> Aim of the task
Can all of these lines be returned exactly?

--- START Rows ---

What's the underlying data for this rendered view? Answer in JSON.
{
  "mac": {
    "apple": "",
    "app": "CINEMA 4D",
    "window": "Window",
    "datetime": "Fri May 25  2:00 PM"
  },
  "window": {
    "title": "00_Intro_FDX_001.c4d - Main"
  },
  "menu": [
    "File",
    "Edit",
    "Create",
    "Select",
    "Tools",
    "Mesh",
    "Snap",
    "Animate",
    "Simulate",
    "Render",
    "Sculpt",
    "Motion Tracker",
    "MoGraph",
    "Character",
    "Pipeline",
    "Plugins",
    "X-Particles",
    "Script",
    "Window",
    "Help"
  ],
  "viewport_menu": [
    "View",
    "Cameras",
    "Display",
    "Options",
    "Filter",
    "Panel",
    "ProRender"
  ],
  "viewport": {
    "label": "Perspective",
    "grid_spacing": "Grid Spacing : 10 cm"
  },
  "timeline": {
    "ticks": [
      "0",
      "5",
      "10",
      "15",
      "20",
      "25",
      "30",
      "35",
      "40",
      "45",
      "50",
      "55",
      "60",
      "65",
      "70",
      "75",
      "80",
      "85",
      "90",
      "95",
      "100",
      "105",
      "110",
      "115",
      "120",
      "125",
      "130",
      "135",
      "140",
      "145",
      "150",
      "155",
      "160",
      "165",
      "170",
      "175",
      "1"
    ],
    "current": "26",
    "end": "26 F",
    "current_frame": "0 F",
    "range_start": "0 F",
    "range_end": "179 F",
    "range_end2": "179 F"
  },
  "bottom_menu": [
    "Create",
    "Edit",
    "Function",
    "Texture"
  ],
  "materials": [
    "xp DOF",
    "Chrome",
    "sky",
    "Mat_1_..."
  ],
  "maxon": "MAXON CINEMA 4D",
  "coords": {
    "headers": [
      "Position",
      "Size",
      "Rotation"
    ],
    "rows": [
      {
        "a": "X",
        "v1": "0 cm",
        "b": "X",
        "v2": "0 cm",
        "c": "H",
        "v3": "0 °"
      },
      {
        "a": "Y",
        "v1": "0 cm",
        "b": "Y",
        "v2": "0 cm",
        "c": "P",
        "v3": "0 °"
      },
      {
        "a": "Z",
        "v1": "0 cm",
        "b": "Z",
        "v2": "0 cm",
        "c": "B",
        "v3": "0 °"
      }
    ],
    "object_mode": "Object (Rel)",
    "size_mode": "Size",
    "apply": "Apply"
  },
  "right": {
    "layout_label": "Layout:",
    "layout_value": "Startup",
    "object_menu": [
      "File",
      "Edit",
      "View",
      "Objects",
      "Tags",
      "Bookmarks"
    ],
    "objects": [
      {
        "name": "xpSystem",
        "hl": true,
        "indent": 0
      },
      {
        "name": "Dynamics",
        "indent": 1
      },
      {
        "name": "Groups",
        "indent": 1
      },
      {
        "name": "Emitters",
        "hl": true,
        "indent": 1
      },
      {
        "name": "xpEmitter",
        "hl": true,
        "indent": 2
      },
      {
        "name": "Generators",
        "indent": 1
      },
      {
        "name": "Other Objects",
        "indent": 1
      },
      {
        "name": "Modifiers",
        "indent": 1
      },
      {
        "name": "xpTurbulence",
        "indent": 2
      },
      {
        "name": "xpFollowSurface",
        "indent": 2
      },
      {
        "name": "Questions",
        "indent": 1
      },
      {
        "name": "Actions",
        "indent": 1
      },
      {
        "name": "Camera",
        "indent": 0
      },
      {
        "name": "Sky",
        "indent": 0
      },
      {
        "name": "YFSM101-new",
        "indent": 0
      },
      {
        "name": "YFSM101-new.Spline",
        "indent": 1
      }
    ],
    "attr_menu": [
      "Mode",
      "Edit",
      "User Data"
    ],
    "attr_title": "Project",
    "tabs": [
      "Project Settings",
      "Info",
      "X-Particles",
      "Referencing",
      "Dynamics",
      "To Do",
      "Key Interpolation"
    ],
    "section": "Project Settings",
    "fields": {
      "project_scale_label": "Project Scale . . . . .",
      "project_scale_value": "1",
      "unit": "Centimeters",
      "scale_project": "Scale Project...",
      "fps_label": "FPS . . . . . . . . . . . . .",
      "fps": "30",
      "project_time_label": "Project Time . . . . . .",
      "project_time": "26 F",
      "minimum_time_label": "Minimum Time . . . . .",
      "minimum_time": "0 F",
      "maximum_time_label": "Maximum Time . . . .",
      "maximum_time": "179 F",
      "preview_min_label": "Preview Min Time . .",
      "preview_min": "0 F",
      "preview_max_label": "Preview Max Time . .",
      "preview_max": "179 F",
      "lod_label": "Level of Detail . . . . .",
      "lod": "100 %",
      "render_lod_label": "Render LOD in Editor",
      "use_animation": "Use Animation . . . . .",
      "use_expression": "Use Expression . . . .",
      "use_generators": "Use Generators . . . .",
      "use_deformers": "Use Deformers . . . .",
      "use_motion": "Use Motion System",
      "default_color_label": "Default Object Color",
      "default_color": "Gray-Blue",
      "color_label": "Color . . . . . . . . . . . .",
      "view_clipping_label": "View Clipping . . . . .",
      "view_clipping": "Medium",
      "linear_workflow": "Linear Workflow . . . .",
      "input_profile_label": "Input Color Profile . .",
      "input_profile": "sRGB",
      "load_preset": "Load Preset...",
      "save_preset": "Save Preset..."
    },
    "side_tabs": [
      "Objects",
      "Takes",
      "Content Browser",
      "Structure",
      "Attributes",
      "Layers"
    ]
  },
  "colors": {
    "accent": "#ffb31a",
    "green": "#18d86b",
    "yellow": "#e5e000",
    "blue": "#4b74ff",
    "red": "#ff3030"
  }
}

--- END Rows ---

> Result for this task
What's the underlying data for this rendered view? Answer in JSON.
{
  "mac": {
    "apple": "",
    "app": "CINEMA 4D",
    "window": "Window",
    "datetime": "Fri May 25  2:00 PM"
  },
  "window": {
    "title": "00_Intro_FDX_001.c4d - Main"
  },
  "menu": [
    "File",
    "Edit",
    "Create",
    "Select",
    "Tools",
    "Mesh",
    "Snap",
    "Animate",
    "Simulate",
    "Render",
    "Sculpt",
    "Motion Tracker",
    "MoGraph",
    "Character",
    "Pipeline",
    "Plugins",
    "X-Particles",
    "Script",
    "Window",
    "Help"
  ],
  "viewport_menu": [
    "View",
    "Cameras",
    "Display",
    "Options",
    "Filter",
    "Panel",
    "ProRender"
  ],
  "viewport": {
    "label": "Perspective",
    "grid_spacing": "Grid Spacing : 10 cm"
  },
  "timeline": {
    "ticks": [
      "0",
      "5",
      "10",
      "15",
      "20",
      "25",
      "30",
      "35",
      "40",
      "45",
      "50",
      "55",
      "60",
      "65",
      "70",
      "75",
      "80",
      "85",
      "90",
      "95",
      "100",
      "105",
      "110",
      "115",
      "120",
      "125",
      "130",
      "135",
      "140",
      "145",
      "150",
      "155",
      "160",
      "165",
      "170",
      "175",
      "1"
    ],
    "current": "26",
    "end": "26 F",
    "current_frame": "0 F",
    "range_start": "0 F",
    "range_end": "179 F",
    "range_end2": "179 F"
  },
  "bottom_menu": [
    "Create",
    "Edit",
    "Function",
    "Texture"
  ],
  "materials": [
    "xp DOF",
    "Chrome",
    "sky",
    "Mat_1_..."
  ],
  "maxon": "MAXON CINEMA 4D",
  "coords": {
    "headers": [
      "Position",
      "Size",
      "Rotation"
    ],
    "rows": [
      {
        "a": "X",
        "v1": "0 cm",
        "b": "X",
        "v2": "0 cm",
        "c": "H",
        "v3": "0 °"
      },
      {
        "a": "Y",
        "v1": "0 cm",
        "b": "Y",
        "v2": "0 cm",
        "c": "P",
        "v3": "0 °"
      },
      {
        "a": "Z",
        "v1": "0 cm",
        "b": "Z",
        "v2": "0 cm",
        "c": "B",
        "v3": "0 °"
      }
    ],
    "object_mode": "Object (Rel)",
    "size_mode": "Size",
    "apply": "Apply"
  },
  "right": {
    "layout_label": "Layout:",
    "layout_value": "Startup",
    "object_menu": [
      "File",
      "Edit",
      "View",
      "Objects",
      "Tags",
      "Bookmarks"
    ],
    "objects": [
      {
        "name": "xpSystem",
        "hl": true,
        "indent": 0
      },
      {
        "name": "Dynamics",
        "indent": 1
      },
      {
        "name": "Groups",
        "indent": 1
      },
      {
        "name": "Emitters",
        "hl": true,
        "indent": 1
      },
      {
        "name": "xpEmitter",
        "hl": true,
        "indent": 2
      },
      {
        "name": "Generators",
        "indent": 1
      },
      {
        "name": "Other Objects",
        "indent": 1
      },
      {
        "name": "Modifiers",
        "indent": 1
      },
      {
        "name": "xpTurbulence",
        "indent": 2
      },
      {
        "name": "xpFollowSurface",
        "indent": 2
      },
      {
        "name": "Questions",
        "indent": 1
      },
      {
        "name": "Actions",
        "indent": 1
      },
      {
        "name": "Camera",
        "indent": 0
      },
      {
        "name": "Sky",
        "indent": 0
      },
      {
        "name": "YFSM101-new",
        "indent": 0
      },
      {
        "name": "YFSM101-new.Spline",
        "indent": 1
      }
    ],
    "attr_menu": [
      "Mode",
      "Edit",
      "User Data"
    ],
    "attr_title": "Project",
    "tabs": [
      "Project Settings",
      "Info",
      "X-Particles",
      "Referencing",
      "Dynamics",
      "To Do",
      "Key Interpolation"
    ],
    "section": "Project Settings",
    "fields": {
      "project_scale_label": "Project Scale . . . . .",
      "project_scale_value": "1",
      "unit": "Centimeters",
      "scale_project": "Scale Project...",
      "fps_label": "FPS . . . . . . . . . . . . .",
      "fps": "30",
      "project_time_label": "Project Time . . . . . .",
      "project_time": "26 F",
      "minimum_time_label": "Minimum Time . . . . .",
      "minimum_time": "0 F",
      "maximum_time_label": "Maximum Time . . . .",
      "maximum_time": "179 F",
      "preview_min_label": "Preview Min Time . .",
      "preview_min": "0 F",
      "preview_max_label": "Preview Max Time . .",
      "preview_max": "179 F",
      "lod_label": "Level of Detail . . . . .",
      "lod": "100 %",
      "render_lod_label": "Render LOD in Editor",
      "use_animation": "Use Animation . . . . .",
      "use_expression": "Use Expression . . . .",
      "use_generators": "Use Generators . . . .",
      "use_deformers": "Use Deformers . . . .",
      "use_motion": "Use Motion System",
      "default_color_label": "Default Object Color",
      "default_color": "Gray-Blue",
      "color_label": "Color . . . . . . . . . . . .",
      "view_clipping_label": "View Clipping . . . . .",
      "view_clipping": "Medium",
      "linear_workflow": "Linear Workflow . . . .",
      "input_profile_label": "Input Color Profile . .",
      "input_profile": "sRGB",
      "load_preset": "Load Preset...",
      "save_preset": "Save Preset..."
    },
    "side_tabs": [
      "Objects",
      "Takes",
      "Content Browser",
      "Structure",
      "Attributes",
      "Layers"
    ]
  },
  "colors": {
    "accent": "#ffb31a",
    "green": "#18d86b",
    "yellow": "#e5e000",
    "blue": "#4b74ff",
    "red": "#ff3030"
  }
}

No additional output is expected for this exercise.